> [Objective]: Copy out each line of the material below with no changes.

> [Dataset]:
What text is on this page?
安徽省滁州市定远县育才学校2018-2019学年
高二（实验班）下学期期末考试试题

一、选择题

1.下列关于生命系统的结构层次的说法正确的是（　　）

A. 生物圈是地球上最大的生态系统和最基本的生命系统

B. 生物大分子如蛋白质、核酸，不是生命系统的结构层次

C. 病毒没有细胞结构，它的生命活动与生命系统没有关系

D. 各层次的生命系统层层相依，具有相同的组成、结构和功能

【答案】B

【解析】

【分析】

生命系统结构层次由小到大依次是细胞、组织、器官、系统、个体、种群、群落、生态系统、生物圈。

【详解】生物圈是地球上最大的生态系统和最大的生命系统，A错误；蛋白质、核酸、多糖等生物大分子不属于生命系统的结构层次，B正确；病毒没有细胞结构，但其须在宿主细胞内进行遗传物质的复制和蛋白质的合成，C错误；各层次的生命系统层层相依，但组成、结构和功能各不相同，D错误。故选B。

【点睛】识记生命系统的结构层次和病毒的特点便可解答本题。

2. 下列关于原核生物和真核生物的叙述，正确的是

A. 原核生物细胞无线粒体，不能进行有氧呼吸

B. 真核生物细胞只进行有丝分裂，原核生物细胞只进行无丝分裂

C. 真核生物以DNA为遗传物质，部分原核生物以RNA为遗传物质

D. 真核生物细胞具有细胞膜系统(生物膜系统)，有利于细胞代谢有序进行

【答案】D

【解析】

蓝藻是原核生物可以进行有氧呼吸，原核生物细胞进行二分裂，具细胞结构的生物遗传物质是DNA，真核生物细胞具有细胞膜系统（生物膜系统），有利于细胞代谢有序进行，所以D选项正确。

> [Written solution]:
What text is on this page?
安徽省滁州市定远县育才学校2018-2019学年
高二（实验班）下学期期末考试试题

一、选择题

1.下列关于生命系统的结构层次的说法正确的是（　　）

A. 生物圈是地球上最大的生态系统和最基本的生命系统

B. 生物大分子如蛋白质、核酸，不是生命系统的结构层次

C. 病毒没有细胞结构，它的生命活动与生命系统没有关系

D. 各层次的生命系统层层相依，具有相同的组成、结构和功能

【答案】B

【解析】

【分析】

生命系统结构层次由小到大依次是细胞、组织、器官、系统、个体、种群、群落、生态系统、生物圈。

【详解】生物圈是地球上最大的生态系统和最大的生命系统，A错误；蛋白质、核酸、多糖等生物大分子不属于生命系统的结构层次，B正确；病毒没有细胞结构，但其须在宿主细胞内进行遗传物质的复制和蛋白质的合成，C错误；各层次的生命系统层层相依，但组成、结构和功能各不相同，D错误。故选B。

【点睛】识记生命系统的结构层次和病毒的特点便可解答本题。

2. 下列关于原核生物和真核生物的叙述，正确的是

A. 原核生物细胞无线粒体，不能进行有氧呼吸

B. 真核生物细胞只进行有丝分裂，原核生物细胞只进行无丝分裂

C. 真核生物以DNA为遗传物质，部分原核生物以RNA为遗传物质

D. 真核生物细胞具有细胞膜系统(生物膜系统)，有利于细胞代谢有序进行

【答案】D

【解析】

蓝藻是原核生物可以进行有氧呼吸，原核生物细胞进行二分裂，具细胞结构的生物遗传物质是DNA，真核生物细胞具有细胞膜系统（生物膜系统），有利于细胞代谢有序进行，所以D选项正确。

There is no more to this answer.